[Excerpt from a dataset]
◇ ◇ ◇ ◇ ◇

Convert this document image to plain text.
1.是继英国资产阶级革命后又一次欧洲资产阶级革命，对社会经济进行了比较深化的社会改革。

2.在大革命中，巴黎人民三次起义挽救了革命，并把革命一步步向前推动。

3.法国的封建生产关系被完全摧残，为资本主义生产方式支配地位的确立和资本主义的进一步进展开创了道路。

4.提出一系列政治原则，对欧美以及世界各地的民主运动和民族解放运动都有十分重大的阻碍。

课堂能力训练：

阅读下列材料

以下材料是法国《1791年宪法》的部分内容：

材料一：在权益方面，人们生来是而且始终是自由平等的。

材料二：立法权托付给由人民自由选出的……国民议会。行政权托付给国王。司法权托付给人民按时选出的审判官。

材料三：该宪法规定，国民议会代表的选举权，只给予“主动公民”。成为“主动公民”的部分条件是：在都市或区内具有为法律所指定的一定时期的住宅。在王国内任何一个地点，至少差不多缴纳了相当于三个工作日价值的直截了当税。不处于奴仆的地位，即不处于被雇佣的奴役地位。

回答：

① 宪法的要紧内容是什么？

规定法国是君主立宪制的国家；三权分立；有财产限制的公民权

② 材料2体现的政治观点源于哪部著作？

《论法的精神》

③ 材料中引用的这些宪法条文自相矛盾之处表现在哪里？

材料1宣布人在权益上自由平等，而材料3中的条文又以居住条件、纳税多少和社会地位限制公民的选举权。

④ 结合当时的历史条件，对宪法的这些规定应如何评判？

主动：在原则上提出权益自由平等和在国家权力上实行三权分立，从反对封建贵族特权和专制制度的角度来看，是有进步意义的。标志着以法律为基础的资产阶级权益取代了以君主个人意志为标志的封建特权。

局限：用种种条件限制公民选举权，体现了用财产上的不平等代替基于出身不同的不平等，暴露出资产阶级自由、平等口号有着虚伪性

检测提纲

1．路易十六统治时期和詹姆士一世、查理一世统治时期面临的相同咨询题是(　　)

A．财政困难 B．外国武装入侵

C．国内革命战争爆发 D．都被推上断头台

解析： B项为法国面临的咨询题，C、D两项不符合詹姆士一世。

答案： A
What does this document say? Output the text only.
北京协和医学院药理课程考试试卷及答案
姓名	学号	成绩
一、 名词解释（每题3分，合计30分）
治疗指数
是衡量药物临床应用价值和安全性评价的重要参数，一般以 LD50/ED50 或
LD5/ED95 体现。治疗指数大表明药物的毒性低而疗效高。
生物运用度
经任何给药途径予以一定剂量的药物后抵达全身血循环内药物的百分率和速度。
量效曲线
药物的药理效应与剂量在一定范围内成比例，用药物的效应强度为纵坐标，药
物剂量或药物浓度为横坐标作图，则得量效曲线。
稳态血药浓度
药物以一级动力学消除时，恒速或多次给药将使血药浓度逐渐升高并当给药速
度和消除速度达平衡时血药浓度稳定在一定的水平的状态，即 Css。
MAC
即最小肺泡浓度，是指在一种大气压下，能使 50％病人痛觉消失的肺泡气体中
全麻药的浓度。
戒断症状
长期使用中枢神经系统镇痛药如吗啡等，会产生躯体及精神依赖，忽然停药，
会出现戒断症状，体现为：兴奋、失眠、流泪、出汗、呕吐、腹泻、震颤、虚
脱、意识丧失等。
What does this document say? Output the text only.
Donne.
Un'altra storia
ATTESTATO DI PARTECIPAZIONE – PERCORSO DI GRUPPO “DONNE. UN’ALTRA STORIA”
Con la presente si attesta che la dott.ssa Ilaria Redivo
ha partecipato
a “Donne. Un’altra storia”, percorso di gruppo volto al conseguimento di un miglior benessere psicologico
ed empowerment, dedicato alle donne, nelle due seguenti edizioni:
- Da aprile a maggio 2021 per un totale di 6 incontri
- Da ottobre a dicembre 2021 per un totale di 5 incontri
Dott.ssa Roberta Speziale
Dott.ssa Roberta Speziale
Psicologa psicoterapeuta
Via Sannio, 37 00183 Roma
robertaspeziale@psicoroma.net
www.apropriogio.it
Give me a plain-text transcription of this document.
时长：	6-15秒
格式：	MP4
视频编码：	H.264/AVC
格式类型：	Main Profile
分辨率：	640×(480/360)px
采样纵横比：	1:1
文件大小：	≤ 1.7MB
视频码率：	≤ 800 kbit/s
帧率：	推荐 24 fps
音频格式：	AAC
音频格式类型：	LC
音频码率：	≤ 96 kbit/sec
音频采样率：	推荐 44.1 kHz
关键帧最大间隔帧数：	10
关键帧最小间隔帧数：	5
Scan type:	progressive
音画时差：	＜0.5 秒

◇ ◇ ◇ ◇ ◇

Directions -
Every record should be repeated exactly; please leave none out.

Full solution -
Convert this document image to plain text.
1.是继英国资产阶级革命后又一次欧洲资产阶级革命，对社会经济进行了比较深化的社会改革。

2.在大革命中，巴黎人民三次起义挽救了革命，并把革命一步步向前推动。

3.法国的封建生产关系被完全摧残，为资本主义生产方式支配地位的确立和资本主义的进一步进展开创了道路。

4.提出一系列政治原则，对欧美以及世界各地的民主运动和民族解放运动都有十分重大的阻碍。

课堂能力训练：

阅读下列材料

以下材料是法国《1791年宪法》的部分内容：

材料一：在权益方面，人们生来是而且始终是自由平等的。

材料二：立法权托付给由人民自由选出的……国民议会。行政权托付给国王。司法权托付给人民按时选出的审判官。

材料三：该宪法规定，国民议会代表的选举权，只给予“主动公民”。成为“主动公民”的部分条件是：在都市或区内具有为法律所指定的一定时期的住宅。在王国内任何一个地点，至少差不多缴纳了相当于三个工作日价值的直截了当税。不处于奴仆的地位，即不处于被雇佣的奴役地位。

回答：

① 宪法的要紧内容是什么？

规定法国是君主立宪制的国家；三权分立；有财产限制的公民权

② 材料2体现的政治观点源于哪部著作？

《论法的精神》

③ 材料中引用的这些宪法条文自相矛盾之处表现在哪里？

材料1宣布人在权益上自由平等，而材料3中的条文又以居住条件、纳税多少和社会地位限制公民的选举权。

④ 结合当时的历史条件，对宪法的这些规定应如何评判？

主动：在原则上提出权益自由平等和在国家权力上实行三权分立，从反对封建贵族特权和专制制度的角度来看，是有进步意义的。标志着以法律为基础的资产阶级权益取代了以君主个人意志为标志的封建特权。

局限：用种种条件限制公民选举权，体现了用财产上的不平等代替基于出身不同的不平等，暴露出资产阶级自由、平等口号有着虚伪性

检测提纲

1．路易十六统治时期和詹姆士一世、查理一世统治时期面临的相同咨询题是(　　)

A．财政困难 B．外国武装入侵

C．国内革命战争爆发 D．都被推上断头台

解析： B项为法国面临的咨询题，C、D两项不符合詹姆士一世。

答案： A
What does this document say? Output the text only.
北京协和医学院药理课程考试试卷及答案
姓名	学号	成绩
一、 名词解释（每题3分，合计30分）
治疗指数
是衡量药物临床应用价值和安全性评价的重要参数，一般以 LD50/ED50 或
LD5/ED95 体现。治疗指数大表明药物的毒性低而疗效高。
生物运用度
经任何给药途径予以一定剂量的药物后抵达全身血循环内药物的百分率和速度。
量效曲线
药物的药理效应与剂量在一定范围内成比例，用药物的效应强度为纵坐标，药
物剂量或药物浓度为横坐标作图，则得量效曲线。
稳态血药浓度
药物以一级动力学消除时，恒速或多次给药将使血药浓度逐渐升高并当给药速
度和消除速度达平衡时血药浓度稳定在一定的水平的状态，即 Css。
MAC
即最小肺泡浓度，是指在一种大气压下，能使 50％病人痛觉消失的肺泡气体中
全麻药的浓度。
戒断症状
长期使用中枢神经系统镇痛药如吗啡等，会产生躯体及精神依赖，忽然停药，
会出现戒断症状，体现为：兴奋、失眠、流泪、出汗、呕吐、腹泻、震颤、虚
脱、意识丧失等。
What does this document say? Output the text only.
Donne.
Un'altra storia
ATTESTATO DI PARTECIPAZIONE – PERCORSO DI GRUPPO “DONNE. UN’ALTRA STORIA”
Con la presente si attesta che la dott.ssa Ilaria Redivo
ha partecipato
a “Donne. Un’altra storia”, percorso di gruppo volto al conseguimento di un miglior benessere psicologico
ed empowerment, dedicato alle donne, nelle due seguenti edizioni:
- Da aprile a maggio 2021 per un totale di 6 incontri
- Da ottobre a dicembre 2021 per un totale di 5 incontri
Dott.ssa Roberta Speziale
Dott.ssa Roberta Speziale
Psicologa psicoterapeuta
Via Sannio, 37 00183 Roma
robertaspeziale@psicoroma.net
www.apropriogio.it
Give me a plain-text transcription of this document.
时长：	6-15秒
格式：	MP4
视频编码：	H.264/AVC
格式类型：	Main Profile
分辨率：	640×(480/360)px
采样纵横比：	1:1
文件大小：	≤ 1.7MB
视频码率：	≤ 800 kbit/s
帧率：	推荐 24 fps
音频格式：	AAC
音频格式类型：	LC
音频码率：	≤ 96 kbit/sec
音频采样率：	推荐 44.1 kHz
关键帧最大间隔帧数：	10
关键帧最小间隔帧数：	5
Scan type:	progressive
音画时差：	＜0.5 秒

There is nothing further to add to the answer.